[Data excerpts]
»»
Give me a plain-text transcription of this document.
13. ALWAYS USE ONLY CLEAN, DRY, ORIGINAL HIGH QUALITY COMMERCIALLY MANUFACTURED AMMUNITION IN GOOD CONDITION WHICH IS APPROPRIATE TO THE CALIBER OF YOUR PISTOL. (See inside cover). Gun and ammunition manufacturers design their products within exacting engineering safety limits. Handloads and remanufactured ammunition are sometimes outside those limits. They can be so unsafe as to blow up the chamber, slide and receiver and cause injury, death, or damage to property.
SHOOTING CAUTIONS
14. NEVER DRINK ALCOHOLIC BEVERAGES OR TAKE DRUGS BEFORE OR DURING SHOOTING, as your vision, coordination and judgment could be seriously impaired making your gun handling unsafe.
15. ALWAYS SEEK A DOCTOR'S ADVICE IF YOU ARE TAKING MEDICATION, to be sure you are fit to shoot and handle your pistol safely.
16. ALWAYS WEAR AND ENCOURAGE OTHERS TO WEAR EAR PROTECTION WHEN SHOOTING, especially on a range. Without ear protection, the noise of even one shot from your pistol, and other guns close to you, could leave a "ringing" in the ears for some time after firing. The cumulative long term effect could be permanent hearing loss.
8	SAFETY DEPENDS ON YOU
««
»»
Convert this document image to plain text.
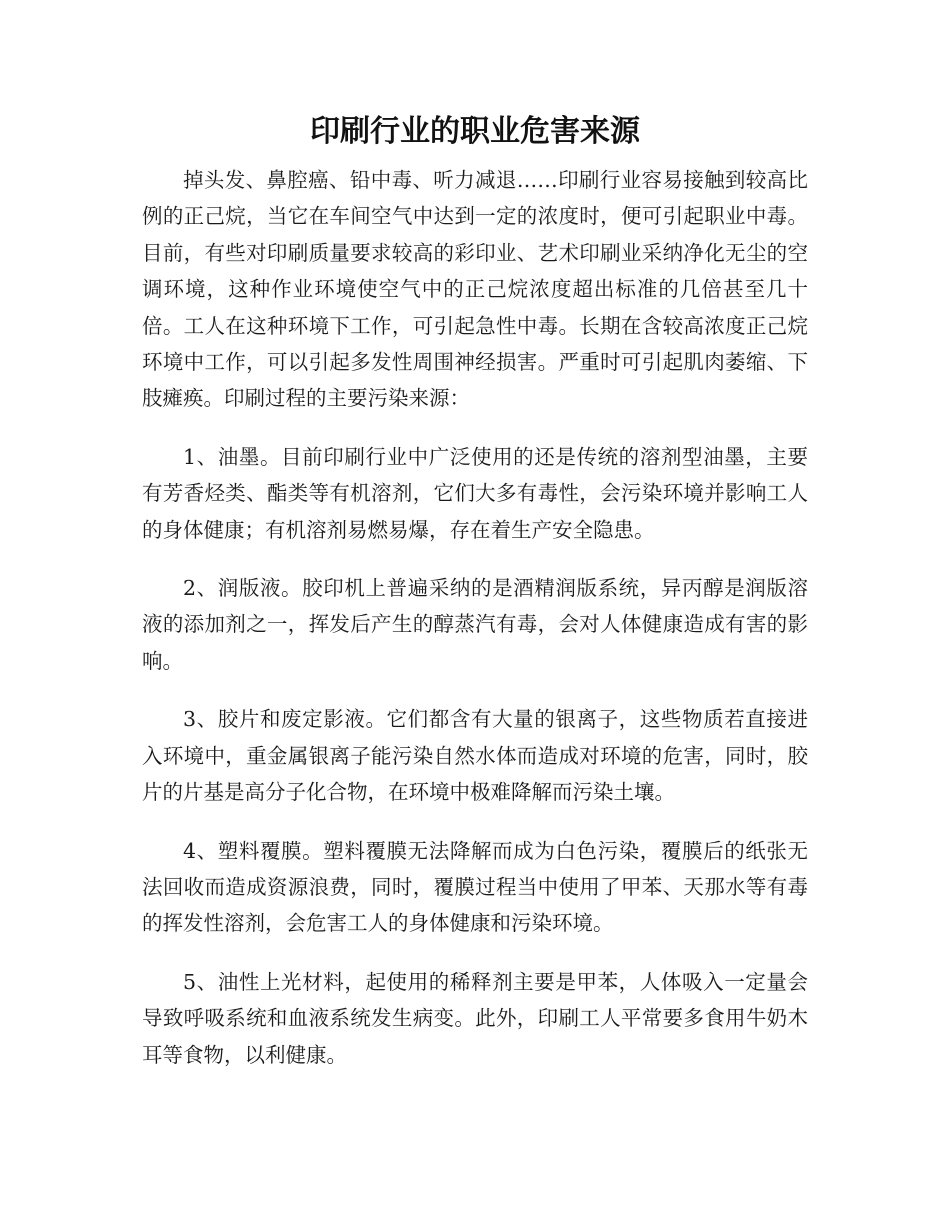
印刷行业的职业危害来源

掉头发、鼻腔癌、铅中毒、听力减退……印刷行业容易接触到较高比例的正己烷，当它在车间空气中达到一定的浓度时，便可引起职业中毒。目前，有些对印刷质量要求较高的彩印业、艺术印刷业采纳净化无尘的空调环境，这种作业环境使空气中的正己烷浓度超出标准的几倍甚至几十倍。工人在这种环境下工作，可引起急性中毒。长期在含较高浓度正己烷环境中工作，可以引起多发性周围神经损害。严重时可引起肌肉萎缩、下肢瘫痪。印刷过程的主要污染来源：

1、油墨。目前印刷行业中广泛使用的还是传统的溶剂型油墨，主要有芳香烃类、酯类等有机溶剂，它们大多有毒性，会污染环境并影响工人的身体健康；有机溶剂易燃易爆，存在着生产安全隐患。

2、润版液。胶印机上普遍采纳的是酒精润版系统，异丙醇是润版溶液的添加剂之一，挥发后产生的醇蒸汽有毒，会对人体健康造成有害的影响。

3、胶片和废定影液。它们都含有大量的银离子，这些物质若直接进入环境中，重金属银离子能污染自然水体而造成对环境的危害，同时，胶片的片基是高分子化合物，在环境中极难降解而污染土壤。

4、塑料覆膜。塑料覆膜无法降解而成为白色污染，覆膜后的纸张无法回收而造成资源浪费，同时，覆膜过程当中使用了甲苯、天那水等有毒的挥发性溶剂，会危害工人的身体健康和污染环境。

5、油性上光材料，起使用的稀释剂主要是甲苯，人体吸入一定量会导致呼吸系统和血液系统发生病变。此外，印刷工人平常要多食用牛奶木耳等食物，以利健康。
««
#### Exercise requirements:
Using the listing above, list every line in which the string "this" occurs.

#### Exercise output:
Give me a plain-text transcription of this document.
Convert this document image to plain text.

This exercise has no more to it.